▶ _What is needed_:
Consider the data that follows and state how many lines contain the string "Nordwestdeutschland", using the number alone.

▶ _Provided information_:
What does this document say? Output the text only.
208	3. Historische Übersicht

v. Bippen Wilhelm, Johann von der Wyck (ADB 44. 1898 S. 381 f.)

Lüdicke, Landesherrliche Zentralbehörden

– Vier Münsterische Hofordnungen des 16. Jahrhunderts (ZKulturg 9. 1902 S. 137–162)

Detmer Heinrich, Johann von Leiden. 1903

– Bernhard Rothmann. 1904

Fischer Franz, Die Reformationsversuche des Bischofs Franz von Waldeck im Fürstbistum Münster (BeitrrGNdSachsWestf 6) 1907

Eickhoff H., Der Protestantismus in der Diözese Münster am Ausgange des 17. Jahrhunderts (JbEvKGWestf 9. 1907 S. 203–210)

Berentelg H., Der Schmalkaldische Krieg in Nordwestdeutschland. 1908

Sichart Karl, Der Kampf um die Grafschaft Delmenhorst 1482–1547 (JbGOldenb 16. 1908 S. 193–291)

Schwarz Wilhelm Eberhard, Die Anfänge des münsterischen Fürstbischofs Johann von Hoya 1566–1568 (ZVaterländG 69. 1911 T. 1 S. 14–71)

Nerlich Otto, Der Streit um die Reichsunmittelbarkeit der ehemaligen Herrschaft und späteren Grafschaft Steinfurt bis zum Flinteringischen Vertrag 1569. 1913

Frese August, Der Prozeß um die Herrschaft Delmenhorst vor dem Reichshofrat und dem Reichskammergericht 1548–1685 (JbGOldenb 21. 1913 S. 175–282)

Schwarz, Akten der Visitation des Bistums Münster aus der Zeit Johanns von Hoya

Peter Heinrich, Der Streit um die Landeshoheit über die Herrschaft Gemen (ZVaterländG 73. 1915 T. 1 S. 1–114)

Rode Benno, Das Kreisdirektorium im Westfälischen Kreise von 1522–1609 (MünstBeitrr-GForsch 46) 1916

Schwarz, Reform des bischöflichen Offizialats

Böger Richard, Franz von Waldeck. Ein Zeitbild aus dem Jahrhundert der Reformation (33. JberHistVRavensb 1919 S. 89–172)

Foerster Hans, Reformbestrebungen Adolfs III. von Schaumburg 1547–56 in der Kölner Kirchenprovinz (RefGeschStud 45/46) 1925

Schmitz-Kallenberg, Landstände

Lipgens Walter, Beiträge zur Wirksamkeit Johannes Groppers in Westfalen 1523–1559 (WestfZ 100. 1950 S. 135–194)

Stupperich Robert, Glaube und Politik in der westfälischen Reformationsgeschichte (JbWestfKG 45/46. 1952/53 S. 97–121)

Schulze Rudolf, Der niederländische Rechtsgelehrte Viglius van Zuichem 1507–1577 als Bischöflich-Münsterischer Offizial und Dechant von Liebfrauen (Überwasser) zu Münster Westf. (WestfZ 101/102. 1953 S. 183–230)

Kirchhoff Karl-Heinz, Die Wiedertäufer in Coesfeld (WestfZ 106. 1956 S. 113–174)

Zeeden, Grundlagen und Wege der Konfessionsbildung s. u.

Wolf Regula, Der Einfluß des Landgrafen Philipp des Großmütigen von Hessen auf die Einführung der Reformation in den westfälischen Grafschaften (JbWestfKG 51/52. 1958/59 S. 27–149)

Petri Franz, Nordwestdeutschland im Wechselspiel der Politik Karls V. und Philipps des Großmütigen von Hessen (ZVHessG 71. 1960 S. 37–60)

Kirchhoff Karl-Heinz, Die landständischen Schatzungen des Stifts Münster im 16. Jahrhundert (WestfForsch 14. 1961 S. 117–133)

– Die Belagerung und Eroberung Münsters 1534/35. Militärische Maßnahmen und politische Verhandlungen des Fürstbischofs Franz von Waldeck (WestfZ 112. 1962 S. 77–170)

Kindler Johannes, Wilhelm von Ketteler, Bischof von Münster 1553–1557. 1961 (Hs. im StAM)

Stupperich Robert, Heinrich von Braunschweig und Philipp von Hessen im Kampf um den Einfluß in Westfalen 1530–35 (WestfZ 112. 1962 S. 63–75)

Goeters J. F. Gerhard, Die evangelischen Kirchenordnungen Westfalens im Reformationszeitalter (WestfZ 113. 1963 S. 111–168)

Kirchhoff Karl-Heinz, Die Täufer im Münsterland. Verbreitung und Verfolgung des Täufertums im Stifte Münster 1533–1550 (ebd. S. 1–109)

▶ _Problem solution_:
2